From the data that follows, report how many lines hold the string "code", giving only the number.

## Input for this task
┄┄┄┄┄┄

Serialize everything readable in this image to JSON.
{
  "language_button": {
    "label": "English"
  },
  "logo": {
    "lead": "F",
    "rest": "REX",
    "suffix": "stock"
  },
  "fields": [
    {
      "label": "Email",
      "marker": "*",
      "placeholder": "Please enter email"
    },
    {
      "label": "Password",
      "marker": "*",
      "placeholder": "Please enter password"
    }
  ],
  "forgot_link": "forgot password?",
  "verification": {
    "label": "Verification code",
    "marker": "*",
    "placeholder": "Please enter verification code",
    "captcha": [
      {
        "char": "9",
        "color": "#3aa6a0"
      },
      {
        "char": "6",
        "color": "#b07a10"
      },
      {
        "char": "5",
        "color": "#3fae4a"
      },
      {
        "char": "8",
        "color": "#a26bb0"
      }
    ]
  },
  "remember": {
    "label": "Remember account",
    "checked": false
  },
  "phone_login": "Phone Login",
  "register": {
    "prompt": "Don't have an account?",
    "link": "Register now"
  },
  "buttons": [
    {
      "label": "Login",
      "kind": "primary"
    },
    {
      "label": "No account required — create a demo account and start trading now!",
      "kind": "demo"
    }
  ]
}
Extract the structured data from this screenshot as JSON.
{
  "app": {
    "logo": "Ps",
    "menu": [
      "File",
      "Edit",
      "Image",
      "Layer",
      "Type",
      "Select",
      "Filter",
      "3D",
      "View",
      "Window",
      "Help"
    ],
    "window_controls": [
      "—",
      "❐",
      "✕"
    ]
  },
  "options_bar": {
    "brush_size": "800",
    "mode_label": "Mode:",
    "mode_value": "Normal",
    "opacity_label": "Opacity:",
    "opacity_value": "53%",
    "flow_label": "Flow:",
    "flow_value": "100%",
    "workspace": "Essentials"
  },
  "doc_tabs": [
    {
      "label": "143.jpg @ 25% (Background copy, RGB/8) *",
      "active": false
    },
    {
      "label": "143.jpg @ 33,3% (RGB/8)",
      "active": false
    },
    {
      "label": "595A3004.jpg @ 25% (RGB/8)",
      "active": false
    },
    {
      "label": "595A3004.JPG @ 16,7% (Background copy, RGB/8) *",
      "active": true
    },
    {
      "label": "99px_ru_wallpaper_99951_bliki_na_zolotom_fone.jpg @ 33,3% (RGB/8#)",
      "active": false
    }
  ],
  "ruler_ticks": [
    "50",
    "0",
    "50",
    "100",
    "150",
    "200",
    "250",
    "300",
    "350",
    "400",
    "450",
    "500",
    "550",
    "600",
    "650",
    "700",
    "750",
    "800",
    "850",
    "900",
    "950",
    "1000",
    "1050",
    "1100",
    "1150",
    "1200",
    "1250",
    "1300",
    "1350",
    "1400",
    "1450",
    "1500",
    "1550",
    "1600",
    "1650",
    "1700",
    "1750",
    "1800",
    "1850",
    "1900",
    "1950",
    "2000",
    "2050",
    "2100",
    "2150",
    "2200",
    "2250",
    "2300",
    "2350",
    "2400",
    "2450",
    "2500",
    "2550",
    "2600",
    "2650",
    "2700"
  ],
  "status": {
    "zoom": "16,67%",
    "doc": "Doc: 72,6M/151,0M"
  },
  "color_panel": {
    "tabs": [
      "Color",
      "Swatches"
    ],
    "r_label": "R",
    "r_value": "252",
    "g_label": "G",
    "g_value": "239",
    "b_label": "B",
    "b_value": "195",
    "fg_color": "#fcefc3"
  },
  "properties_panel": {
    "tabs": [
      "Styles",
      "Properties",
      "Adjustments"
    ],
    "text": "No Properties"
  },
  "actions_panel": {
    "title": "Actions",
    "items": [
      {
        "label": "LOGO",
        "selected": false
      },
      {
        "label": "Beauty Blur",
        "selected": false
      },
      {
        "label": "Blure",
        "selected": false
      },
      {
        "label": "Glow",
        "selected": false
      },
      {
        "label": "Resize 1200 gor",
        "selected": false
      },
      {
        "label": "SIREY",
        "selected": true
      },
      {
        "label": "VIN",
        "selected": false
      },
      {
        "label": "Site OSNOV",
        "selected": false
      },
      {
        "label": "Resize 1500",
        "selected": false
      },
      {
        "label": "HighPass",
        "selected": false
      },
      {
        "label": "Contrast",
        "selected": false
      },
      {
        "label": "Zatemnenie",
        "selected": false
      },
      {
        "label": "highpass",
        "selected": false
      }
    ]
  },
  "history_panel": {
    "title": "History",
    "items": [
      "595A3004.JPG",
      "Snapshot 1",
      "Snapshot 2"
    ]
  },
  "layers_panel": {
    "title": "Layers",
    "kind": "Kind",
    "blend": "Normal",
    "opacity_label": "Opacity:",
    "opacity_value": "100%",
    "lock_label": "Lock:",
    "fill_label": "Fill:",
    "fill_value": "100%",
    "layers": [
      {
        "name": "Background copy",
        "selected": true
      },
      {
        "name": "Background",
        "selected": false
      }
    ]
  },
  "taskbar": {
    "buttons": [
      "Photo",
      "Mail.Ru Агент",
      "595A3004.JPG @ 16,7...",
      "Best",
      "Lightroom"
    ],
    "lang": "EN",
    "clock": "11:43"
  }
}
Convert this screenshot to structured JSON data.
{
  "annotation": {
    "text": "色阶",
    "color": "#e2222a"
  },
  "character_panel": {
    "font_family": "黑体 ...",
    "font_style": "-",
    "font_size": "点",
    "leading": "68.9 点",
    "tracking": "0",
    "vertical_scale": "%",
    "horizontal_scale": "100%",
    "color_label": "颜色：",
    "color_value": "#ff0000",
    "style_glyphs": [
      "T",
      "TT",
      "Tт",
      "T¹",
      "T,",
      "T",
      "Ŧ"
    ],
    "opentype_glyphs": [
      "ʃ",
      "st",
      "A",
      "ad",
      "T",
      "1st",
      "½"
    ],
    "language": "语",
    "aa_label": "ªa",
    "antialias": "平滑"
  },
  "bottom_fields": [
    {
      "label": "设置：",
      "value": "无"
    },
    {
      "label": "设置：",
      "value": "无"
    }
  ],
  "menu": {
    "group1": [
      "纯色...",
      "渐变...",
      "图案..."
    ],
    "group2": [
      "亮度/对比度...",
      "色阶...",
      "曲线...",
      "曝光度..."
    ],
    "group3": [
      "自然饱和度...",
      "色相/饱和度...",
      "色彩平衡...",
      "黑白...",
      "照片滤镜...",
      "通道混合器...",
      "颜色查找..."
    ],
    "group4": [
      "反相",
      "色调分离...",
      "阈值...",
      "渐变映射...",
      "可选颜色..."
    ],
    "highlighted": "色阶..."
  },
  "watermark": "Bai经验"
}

┄┄┄┄┄┄

## Complete output
2